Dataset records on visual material
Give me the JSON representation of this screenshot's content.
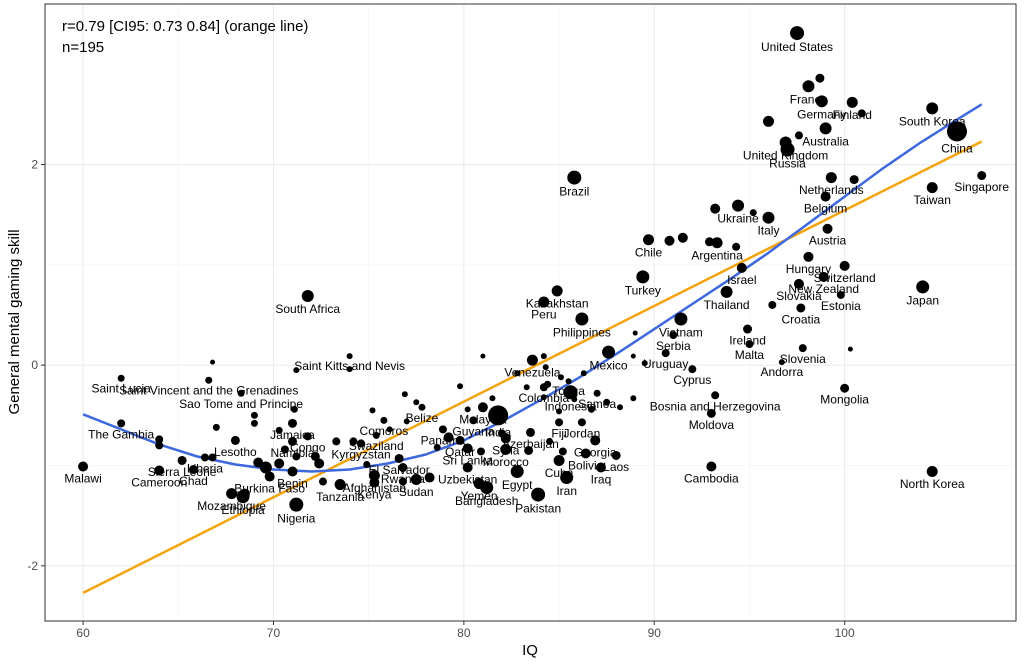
{
  "chart_data": {
    "type": "scatter",
    "xlabel": "IQ",
    "ylabel": "General mental gaming skill",
    "xlim": [
      58,
      109
    ],
    "ylim": [
      -2.55,
      3.6
    ],
    "x_ticks": [
      60,
      70,
      80,
      90,
      100
    ],
    "y_ticks": [
      -2,
      0,
      2
    ],
    "grid": true,
    "annotations": [
      "r=0.79 [CI95: 0.73 0.84] (orange line)",
      "n=195"
    ],
    "colors": {
      "points": "#000000",
      "linear_fit": "#F5A30C",
      "smooth_fit": "#3D68E0",
      "grid_major": "#EBEBEB",
      "grid_minor": "#F5F5F5",
      "panel_border": "#333333"
    },
    "linear_fit": {
      "x": [
        60.0,
        107.2
      ],
      "y": [
        -2.27,
        2.23
      ]
    },
    "smooth_fit": {
      "x": [
        60.0,
        62.0,
        64.0,
        66.0,
        68.0,
        70.0,
        72.0,
        74.0,
        76.0,
        78.0,
        80.0,
        82.0,
        84.0,
        86.0,
        88.0,
        90.0,
        92.0,
        94.0,
        96.0,
        98.0,
        100.0,
        102.0,
        104.0,
        106.0,
        107.2
      ],
      "y": [
        -0.49,
        -0.64,
        -0.79,
        -0.91,
        -0.99,
        -1.04,
        -1.06,
        -1.04,
        -0.98,
        -0.89,
        -0.75,
        -0.56,
        -0.35,
        -0.13,
        0.11,
        0.36,
        0.61,
        0.86,
        1.12,
        1.4,
        1.68,
        1.96,
        2.22,
        2.46,
        2.6
      ]
    },
    "labeled_points": [
      {
        "label": "United States",
        "x": 97.5,
        "y": 3.31,
        "size": 7
      },
      {
        "label": "France",
        "x": 98.1,
        "y": 2.78,
        "size": 6
      },
      {
        "label": "Germany",
        "x": 98.8,
        "y": 2.63,
        "size": 6
      },
      {
        "label": "Finland",
        "x": 100.4,
        "y": 2.62,
        "size": 5.5
      },
      {
        "label": "South Korea",
        "x": 104.6,
        "y": 2.56,
        "size": 6
      },
      {
        "label": "United Kingdom",
        "x": 96.9,
        "y": 2.22,
        "size": 6
      },
      {
        "label": "Australia",
        "x": 99.0,
        "y": 2.36,
        "size": 6
      },
      {
        "label": "China",
        "x": 105.9,
        "y": 2.33,
        "size": 10
      },
      {
        "label": "Russia",
        "x": 97.0,
        "y": 2.15,
        "size": 7
      },
      {
        "label": "Singapore",
        "x": 107.2,
        "y": 1.89,
        "size": 4.5
      },
      {
        "label": "Brazil",
        "x": 85.8,
        "y": 1.87,
        "size": 7
      },
      {
        "label": "Netherlands",
        "x": 99.3,
        "y": 1.87,
        "size": 5.5
      },
      {
        "label": "Taiwan",
        "x": 104.6,
        "y": 1.77,
        "size": 5.5
      },
      {
        "label": "Belgium",
        "x": 99.0,
        "y": 1.68,
        "size": 5
      },
      {
        "label": "Ukraine",
        "x": 94.4,
        "y": 1.59,
        "size": 6
      },
      {
        "label": "Italy",
        "x": 96.0,
        "y": 1.47,
        "size": 6
      },
      {
        "label": "Austria",
        "x": 99.1,
        "y": 1.36,
        "size": 5
      },
      {
        "label": "Chile",
        "x": 89.7,
        "y": 1.25,
        "size": 5.5
      },
      {
        "label": "Argentina",
        "x": 93.3,
        "y": 1.22,
        "size": 5.5
      },
      {
        "label": "Hungary",
        "x": 98.1,
        "y": 1.08,
        "size": 5
      },
      {
        "label": "Switzerland",
        "x": 100.0,
        "y": 0.99,
        "size": 5
      },
      {
        "label": "Israel",
        "x": 94.6,
        "y": 0.97,
        "size": 5
      },
      {
        "label": "Turkey",
        "x": 89.4,
        "y": 0.88,
        "size": 6.5
      },
      {
        "label": "New Zealand",
        "x": 98.9,
        "y": 0.88,
        "size": 5
      },
      {
        "label": "Japan",
        "x": 104.1,
        "y": 0.78,
        "size": 6.5
      },
      {
        "label": "Kazakhstan",
        "x": 84.9,
        "y": 0.74,
        "size": 5.5
      },
      {
        "label": "Slovakia",
        "x": 97.6,
        "y": 0.81,
        "size": 5
      },
      {
        "label": "Thailand",
        "x": 93.8,
        "y": 0.73,
        "size": 6
      },
      {
        "label": "Estonia",
        "x": 99.8,
        "y": 0.7,
        "size": 4
      },
      {
        "label": "South Africa",
        "x": 71.8,
        "y": 0.69,
        "size": 6
      },
      {
        "label": "Peru",
        "x": 84.2,
        "y": 0.63,
        "size": 5.5
      },
      {
        "label": "Croatia",
        "x": 97.7,
        "y": 0.57,
        "size": 4.5
      },
      {
        "label": "Philippines",
        "x": 86.2,
        "y": 0.46,
        "size": 6.5
      },
      {
        "label": "Vietnam",
        "x": 91.4,
        "y": 0.46,
        "size": 6.5
      },
      {
        "label": "Ireland",
        "x": 94.9,
        "y": 0.36,
        "size": 4.5
      },
      {
        "label": "Serbia",
        "x": 91.0,
        "y": 0.3,
        "size": 4
      },
      {
        "label": "Malta",
        "x": 95.0,
        "y": 0.21,
        "size": 4
      },
      {
        "label": "Slovenia",
        "x": 97.8,
        "y": 0.17,
        "size": 4
      },
      {
        "label": "Mexico",
        "x": 87.6,
        "y": 0.13,
        "size": 6.5
      },
      {
        "label": "Uruguay",
        "x": 90.6,
        "y": 0.12,
        "size": 4
      },
      {
        "label": "Venezuela",
        "x": 83.6,
        "y": 0.05,
        "size": 5.5
      },
      {
        "label": "Saint Kitts and Nevis",
        "x": 74.0,
        "y": 0.09,
        "size": 3
      },
      {
        "label": "Andorra",
        "x": 96.7,
        "y": 0.03,
        "size": 3
      },
      {
        "label": "Cyprus",
        "x": 92.0,
        "y": -0.04,
        "size": 4
      },
      {
        "label": "Saint Lucia",
        "x": 62.0,
        "y": -0.13,
        "size": 3.5
      },
      {
        "label": "Saint Vincent and the Grenadines",
        "x": 66.6,
        "y": -0.15,
        "size": 3.5
      },
      {
        "label": "Colombia",
        "x": 84.2,
        "y": -0.22,
        "size": 4
      },
      {
        "label": "Tonga",
        "x": 85.5,
        "y": -0.16,
        "size": 3
      },
      {
        "label": "Mongolia",
        "x": 100.0,
        "y": -0.23,
        "size": 4.5
      },
      {
        "label": "Sao Tome and Principe",
        "x": 68.3,
        "y": -0.28,
        "size": 3.5
      },
      {
        "label": "Samoa",
        "x": 87.0,
        "y": -0.28,
        "size": 3.5
      },
      {
        "label": "Bosnia and Herzegovina",
        "x": 93.2,
        "y": -0.3,
        "size": 4
      },
      {
        "label": "Indonesia",
        "x": 85.6,
        "y": -0.27,
        "size": 7
      },
      {
        "label": "Belize",
        "x": 77.8,
        "y": -0.42,
        "size": 3.5
      },
      {
        "label": "Malaysia",
        "x": 81.0,
        "y": -0.42,
        "size": 5
      },
      {
        "label": "Comoros",
        "x": 75.8,
        "y": -0.55,
        "size": 3.5
      },
      {
        "label": "Guyana",
        "x": 80.5,
        "y": -0.55,
        "size": 4
      },
      {
        "label": "Fiji",
        "x": 85.0,
        "y": -0.57,
        "size": 4
      },
      {
        "label": "Jordan",
        "x": 86.2,
        "y": -0.57,
        "size": 4
      },
      {
        "label": "Moldova",
        "x": 93.0,
        "y": -0.48,
        "size": 4.5
      },
      {
        "label": "Jamaica",
        "x": 71.0,
        "y": -0.58,
        "size": 4.5
      },
      {
        "label": "Panama",
        "x": 78.9,
        "y": -0.64,
        "size": 4
      },
      {
        "label": "India",
        "x": 81.8,
        "y": -0.5,
        "size": 10
      },
      {
        "label": "Swaziland",
        "x": 75.4,
        "y": -0.7,
        "size": 3.5
      },
      {
        "label": "Congo",
        "x": 71.8,
        "y": -0.71,
        "size": 4
      },
      {
        "label": "Azerbaijan",
        "x": 83.5,
        "y": -0.67,
        "size": 4.5
      },
      {
        "label": "The Gambia",
        "x": 62.0,
        "y": -0.58,
        "size": 4
      },
      {
        "label": "Lesotho",
        "x": 68.0,
        "y": -0.75,
        "size": 4.5
      },
      {
        "label": "Qatar",
        "x": 79.8,
        "y": -0.75,
        "size": 4.5
      },
      {
        "label": "Syria",
        "x": 82.2,
        "y": -0.73,
        "size": 5
      },
      {
        "label": "Georgia",
        "x": 86.9,
        "y": -0.75,
        "size": 5
      },
      {
        "label": "Namibia",
        "x": 71.0,
        "y": -0.76,
        "size": 4.5
      },
      {
        "label": "Kyrgyzstan",
        "x": 74.6,
        "y": -0.78,
        "size": 4
      },
      {
        "label": "Sri Lanka",
        "x": 80.2,
        "y": -0.83,
        "size": 5
      },
      {
        "label": "Morocco",
        "x": 82.2,
        "y": -0.84,
        "size": 5.5
      },
      {
        "label": "Bolivia",
        "x": 86.4,
        "y": -0.88,
        "size": 5
      },
      {
        "label": "Laos",
        "x": 88.0,
        "y": -0.9,
        "size": 4.5
      },
      {
        "label": "Liberia",
        "x": 66.4,
        "y": -0.92,
        "size": 4
      },
      {
        "label": "El Salvador",
        "x": 76.6,
        "y": -0.93,
        "size": 4.5
      },
      {
        "label": "Sierra Leone",
        "x": 65.2,
        "y": -0.95,
        "size": 4.5
      },
      {
        "label": "Cuba",
        "x": 85.0,
        "y": -0.95,
        "size": 5.5
      },
      {
        "label": "Iraq",
        "x": 87.2,
        "y": -1.02,
        "size": 5
      },
      {
        "label": "Rwanda",
        "x": 76.8,
        "y": -1.02,
        "size": 4.5
      },
      {
        "label": "Uzbekistan",
        "x": 80.2,
        "y": -1.02,
        "size": 5
      },
      {
        "label": "Malawi",
        "x": 60.0,
        "y": -1.01,
        "size": 5
      },
      {
        "label": "Cambodia",
        "x": 93.0,
        "y": -1.01,
        "size": 5
      },
      {
        "label": "Chad",
        "x": 65.8,
        "y": -1.04,
        "size": 4.5
      },
      {
        "label": "Benin",
        "x": 71.0,
        "y": -1.06,
        "size": 5
      },
      {
        "label": "North Korea",
        "x": 104.6,
        "y": -1.06,
        "size": 5.5
      },
      {
        "label": "Burkina Faso",
        "x": 69.8,
        "y": -1.11,
        "size": 5
      },
      {
        "label": "Egypt",
        "x": 82.8,
        "y": -1.06,
        "size": 6.5
      },
      {
        "label": "Cameroon",
        "x": 64.0,
        "y": -1.05,
        "size": 5
      },
      {
        "label": "Afghanistan",
        "x": 75.3,
        "y": -1.1,
        "size": 5.5
      },
      {
        "label": "Sudan",
        "x": 77.5,
        "y": -1.14,
        "size": 5.5
      },
      {
        "label": "Kenya",
        "x": 75.3,
        "y": -1.17,
        "size": 5
      },
      {
        "label": "Yemen",
        "x": 80.8,
        "y": -1.18,
        "size": 5.5
      },
      {
        "label": "Mozambique",
        "x": 67.8,
        "y": -1.28,
        "size": 5.5
      },
      {
        "label": "Tanzania",
        "x": 73.5,
        "y": -1.19,
        "size": 5.5
      },
      {
        "label": "Iran",
        "x": 85.4,
        "y": -1.12,
        "size": 6.5
      },
      {
        "label": "Ethiopia",
        "x": 68.4,
        "y": -1.31,
        "size": 6.5
      },
      {
        "label": "Bangladesh",
        "x": 81.2,
        "y": -1.22,
        "size": 6.5
      },
      {
        "label": "Pakistan",
        "x": 83.9,
        "y": -1.29,
        "size": 7
      },
      {
        "label": "Nigeria",
        "x": 71.2,
        "y": -1.39,
        "size": 7
      }
    ],
    "unlabeled_points": [
      {
        "x": 98.7,
        "y": 2.86,
        "size": 4.5
      },
      {
        "x": 100.9,
        "y": 2.51,
        "size": 4
      },
      {
        "x": 96.0,
        "y": 2.43,
        "size": 5.5
      },
      {
        "x": 97.6,
        "y": 2.29,
        "size": 4
      },
      {
        "x": 99.0,
        "y": 1.69,
        "size": 4
      },
      {
        "x": 100.5,
        "y": 1.85,
        "size": 4.5
      },
      {
        "x": 93.2,
        "y": 1.56,
        "size": 5
      },
      {
        "x": 95.2,
        "y": 1.52,
        "size": 3.5
      },
      {
        "x": 91.5,
        "y": 1.27,
        "size": 5
      },
      {
        "x": 90.8,
        "y": 1.24,
        "size": 5
      },
      {
        "x": 92.9,
        "y": 1.23,
        "size": 4.5
      },
      {
        "x": 94.3,
        "y": 1.18,
        "size": 4
      },
      {
        "x": 96.2,
        "y": 0.6,
        "size": 4
      },
      {
        "x": 100.3,
        "y": 0.16,
        "size": 2.5
      },
      {
        "x": 89.0,
        "y": 0.32,
        "size": 2.5
      },
      {
        "x": 88.9,
        "y": 0.09,
        "size": 2.5
      },
      {
        "x": 89.5,
        "y": 0.02,
        "size": 3
      },
      {
        "x": 84.2,
        "y": 0.09,
        "size": 3
      },
      {
        "x": 81.0,
        "y": 0.09,
        "size": 2.5
      },
      {
        "x": 84.3,
        "y": -0.02,
        "size": 3
      },
      {
        "x": 82.8,
        "y": -0.08,
        "size": 3
      },
      {
        "x": 85.1,
        "y": -0.12,
        "size": 3
      },
      {
        "x": 86.3,
        "y": -0.08,
        "size": 3
      },
      {
        "x": 83.3,
        "y": -0.22,
        "size": 3
      },
      {
        "x": 84.4,
        "y": -0.19,
        "size": 3.5
      },
      {
        "x": 84.2,
        "y": -0.32,
        "size": 3
      },
      {
        "x": 85.8,
        "y": -0.34,
        "size": 3
      },
      {
        "x": 87.5,
        "y": -0.37,
        "size": 3.5
      },
      {
        "x": 88.2,
        "y": -0.42,
        "size": 3
      },
      {
        "x": 88.9,
        "y": -0.33,
        "size": 3
      },
      {
        "x": 86.7,
        "y": -0.44,
        "size": 3.5
      },
      {
        "x": 85.0,
        "y": -0.46,
        "size": 3
      },
      {
        "x": 81.5,
        "y": -0.33,
        "size": 3
      },
      {
        "x": 80.2,
        "y": -0.44,
        "size": 3
      },
      {
        "x": 79.8,
        "y": -0.21,
        "size": 3
      },
      {
        "x": 82.0,
        "y": -0.68,
        "size": 4
      },
      {
        "x": 84.5,
        "y": -0.76,
        "size": 3.5
      },
      {
        "x": 85.2,
        "y": -0.86,
        "size": 4
      },
      {
        "x": 83.4,
        "y": -0.85,
        "size": 4.5
      },
      {
        "x": 80.9,
        "y": -0.86,
        "size": 4
      },
      {
        "x": 79.2,
        "y": -0.72,
        "size": 5
      },
      {
        "x": 78.6,
        "y": -0.82,
        "size": 3.5
      },
      {
        "x": 77.0,
        "y": -0.56,
        "size": 3
      },
      {
        "x": 76.1,
        "y": -0.64,
        "size": 3
      },
      {
        "x": 75.2,
        "y": -0.45,
        "size": 3
      },
      {
        "x": 76.9,
        "y": -0.29,
        "size": 3
      },
      {
        "x": 77.5,
        "y": -0.37,
        "size": 3
      },
      {
        "x": 74.2,
        "y": -0.76,
        "size": 4
      },
      {
        "x": 73.3,
        "y": -0.76,
        "size": 4
      },
      {
        "x": 74.9,
        "y": -0.99,
        "size": 3.5
      },
      {
        "x": 72.2,
        "y": -0.91,
        "size": 4.5
      },
      {
        "x": 72.4,
        "y": -0.98,
        "size": 5
      },
      {
        "x": 70.3,
        "y": -0.98,
        "size": 5
      },
      {
        "x": 69.6,
        "y": -1.02,
        "size": 6
      },
      {
        "x": 70.6,
        "y": -0.84,
        "size": 4
      },
      {
        "x": 71.2,
        "y": -0.91,
        "size": 4
      },
      {
        "x": 70.3,
        "y": -0.65,
        "size": 3.5
      },
      {
        "x": 71.1,
        "y": -0.44,
        "size": 3.5
      },
      {
        "x": 69.0,
        "y": -0.5,
        "size": 3.5
      },
      {
        "x": 69.0,
        "y": -0.58,
        "size": 3.5
      },
      {
        "x": 67.0,
        "y": -0.62,
        "size": 3.5
      },
      {
        "x": 66.8,
        "y": -0.92,
        "size": 4
      },
      {
        "x": 64.0,
        "y": -0.74,
        "size": 4
      },
      {
        "x": 64.0,
        "y": -0.8,
        "size": 4
      },
      {
        "x": 68.5,
        "y": -1.28,
        "size": 5
      },
      {
        "x": 72.6,
        "y": -1.16,
        "size": 4
      },
      {
        "x": 78.2,
        "y": -1.12,
        "size": 5
      },
      {
        "x": 76.8,
        "y": -1.16,
        "size": 4
      },
      {
        "x": 69.2,
        "y": -0.97,
        "size": 5
      },
      {
        "x": 66.8,
        "y": 0.03,
        "size": 2.5
      },
      {
        "x": 74.0,
        "y": -0.04,
        "size": 3
      },
      {
        "x": 71.2,
        "y": -0.05,
        "size": 3
      }
    ]
  }
}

> [To do]
Say how many lines hold the word "South", giving the number and nothing else.

> [Result]
2